# Problem description:
Write out the whole listing again, exactly.
begin
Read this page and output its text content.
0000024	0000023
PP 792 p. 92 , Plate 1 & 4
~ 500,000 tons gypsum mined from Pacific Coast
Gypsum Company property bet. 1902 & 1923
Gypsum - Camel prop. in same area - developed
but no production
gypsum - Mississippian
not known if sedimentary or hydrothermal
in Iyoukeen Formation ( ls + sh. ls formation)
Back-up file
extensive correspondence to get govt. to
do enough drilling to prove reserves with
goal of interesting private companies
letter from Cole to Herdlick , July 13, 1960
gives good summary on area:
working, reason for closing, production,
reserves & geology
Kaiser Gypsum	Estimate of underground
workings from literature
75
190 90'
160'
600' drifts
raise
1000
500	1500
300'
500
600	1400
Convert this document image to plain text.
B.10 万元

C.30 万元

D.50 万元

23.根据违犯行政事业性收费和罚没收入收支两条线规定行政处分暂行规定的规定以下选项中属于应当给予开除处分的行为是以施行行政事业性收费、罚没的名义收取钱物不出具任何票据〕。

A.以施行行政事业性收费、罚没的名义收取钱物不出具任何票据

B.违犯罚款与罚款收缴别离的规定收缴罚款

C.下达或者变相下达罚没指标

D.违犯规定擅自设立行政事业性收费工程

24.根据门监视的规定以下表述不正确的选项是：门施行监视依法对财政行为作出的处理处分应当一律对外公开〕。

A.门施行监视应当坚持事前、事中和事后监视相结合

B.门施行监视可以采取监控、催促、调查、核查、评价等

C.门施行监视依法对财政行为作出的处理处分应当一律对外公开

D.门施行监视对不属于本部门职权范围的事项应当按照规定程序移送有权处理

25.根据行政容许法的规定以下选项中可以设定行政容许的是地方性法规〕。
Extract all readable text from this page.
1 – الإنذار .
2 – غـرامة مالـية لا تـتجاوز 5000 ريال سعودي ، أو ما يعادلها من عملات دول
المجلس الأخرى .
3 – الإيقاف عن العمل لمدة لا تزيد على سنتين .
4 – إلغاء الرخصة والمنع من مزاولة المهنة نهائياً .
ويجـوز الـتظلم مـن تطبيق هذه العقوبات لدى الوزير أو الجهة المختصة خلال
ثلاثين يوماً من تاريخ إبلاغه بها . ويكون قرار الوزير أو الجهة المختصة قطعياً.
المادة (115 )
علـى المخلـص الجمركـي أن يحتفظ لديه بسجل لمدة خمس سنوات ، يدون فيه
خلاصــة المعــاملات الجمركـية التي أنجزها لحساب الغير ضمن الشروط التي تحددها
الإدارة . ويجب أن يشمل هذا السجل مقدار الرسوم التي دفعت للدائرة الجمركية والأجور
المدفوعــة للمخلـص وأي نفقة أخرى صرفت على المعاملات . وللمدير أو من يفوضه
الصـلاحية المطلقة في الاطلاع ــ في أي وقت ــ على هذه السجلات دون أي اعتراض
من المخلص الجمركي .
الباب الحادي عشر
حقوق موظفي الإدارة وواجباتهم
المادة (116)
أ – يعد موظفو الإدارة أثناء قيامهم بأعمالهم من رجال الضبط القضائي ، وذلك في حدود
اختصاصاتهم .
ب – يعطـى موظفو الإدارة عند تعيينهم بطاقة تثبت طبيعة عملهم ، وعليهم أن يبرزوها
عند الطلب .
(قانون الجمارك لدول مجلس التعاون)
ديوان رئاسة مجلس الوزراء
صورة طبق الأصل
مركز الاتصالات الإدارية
end
# The result:
Read this page and output its text content.
0000024	0000023
PP 792 p. 92 , Plate 1 & 4
~ 500,000 tons gypsum mined from Pacific Coast
Gypsum Company property bet. 1902 & 1923
Gypsum - Camel prop. in same area - developed
but no production
gypsum - Mississippian
not known if sedimentary or hydrothermal
in Iyoukeen Formation ( ls + sh. ls formation)
Back-up file
extensive correspondence to get govt. to
do enough drilling to prove reserves with
goal of interesting private companies
letter from Cole to Herdlick , July 13, 1960
gives good summary on area:
working, reason for closing, production,
reserves & geology
Kaiser Gypsum	Estimate of underground
workings from literature
75
190 90'
160'
600' drifts
raise
1000
500	1500
300'
500
600	1400
Convert this document image to plain text.
B.10 万元

C.30 万元

D.50 万元

23.根据违犯行政事业性收费和罚没收入收支两条线规定行政处分暂行规定的规定以下选项中属于应当给予开除处分的行为是以施行行政事业性收费、罚没的名义收取钱物不出具任何票据〕。

A.以施行行政事业性收费、罚没的名义收取钱物不出具任何票据

B.违犯罚款与罚款收缴别离的规定收缴罚款

C.下达或者变相下达罚没指标

D.违犯规定擅自设立行政事业性收费工程

24.根据门监视的规定以下表述不正确的选项是：门施行监视依法对财政行为作出的处理处分应当一律对外公开〕。

A.门施行监视应当坚持事前、事中和事后监视相结合

B.门施行监视可以采取监控、催促、调查、核查、评价等

C.门施行监视依法对财政行为作出的处理处分应当一律对外公开

D.门施行监视对不属于本部门职权范围的事项应当按照规定程序移送有权处理

25.根据行政容许法的规定以下选项中可以设定行政容许的是地方性法规〕。
Extract all readable text from this page.
1 – الإنذار .
2 – غـرامة مالـية لا تـتجاوز 5000 ريال سعودي ، أو ما يعادلها من عملات دول
المجلس الأخرى .
3 – الإيقاف عن العمل لمدة لا تزيد على سنتين .
4 – إلغاء الرخصة والمنع من مزاولة المهنة نهائياً .
ويجـوز الـتظلم مـن تطبيق هذه العقوبات لدى الوزير أو الجهة المختصة خلال
ثلاثين يوماً من تاريخ إبلاغه بها . ويكون قرار الوزير أو الجهة المختصة قطعياً.
المادة (115 )
علـى المخلـص الجمركـي أن يحتفظ لديه بسجل لمدة خمس سنوات ، يدون فيه
خلاصــة المعــاملات الجمركـية التي أنجزها لحساب الغير ضمن الشروط التي تحددها
الإدارة . ويجب أن يشمل هذا السجل مقدار الرسوم التي دفعت للدائرة الجمركية والأجور
المدفوعــة للمخلـص وأي نفقة أخرى صرفت على المعاملات . وللمدير أو من يفوضه
الصـلاحية المطلقة في الاطلاع ــ في أي وقت ــ على هذه السجلات دون أي اعتراض
من المخلص الجمركي .
الباب الحادي عشر
حقوق موظفي الإدارة وواجباتهم
المادة (116)
أ – يعد موظفو الإدارة أثناء قيامهم بأعمالهم من رجال الضبط القضائي ، وذلك في حدود
اختصاصاتهم .
ب – يعطـى موظفو الإدارة عند تعيينهم بطاقة تثبت طبيعة عملهم ، وعليهم أن يبرزوها
عند الطلب .
(قانون الجمارك لدول مجلس التعاون)
ديوان رئاسة مجلس الوزراء
صورة طبق الأصل
مركز الاتصالات الإدارية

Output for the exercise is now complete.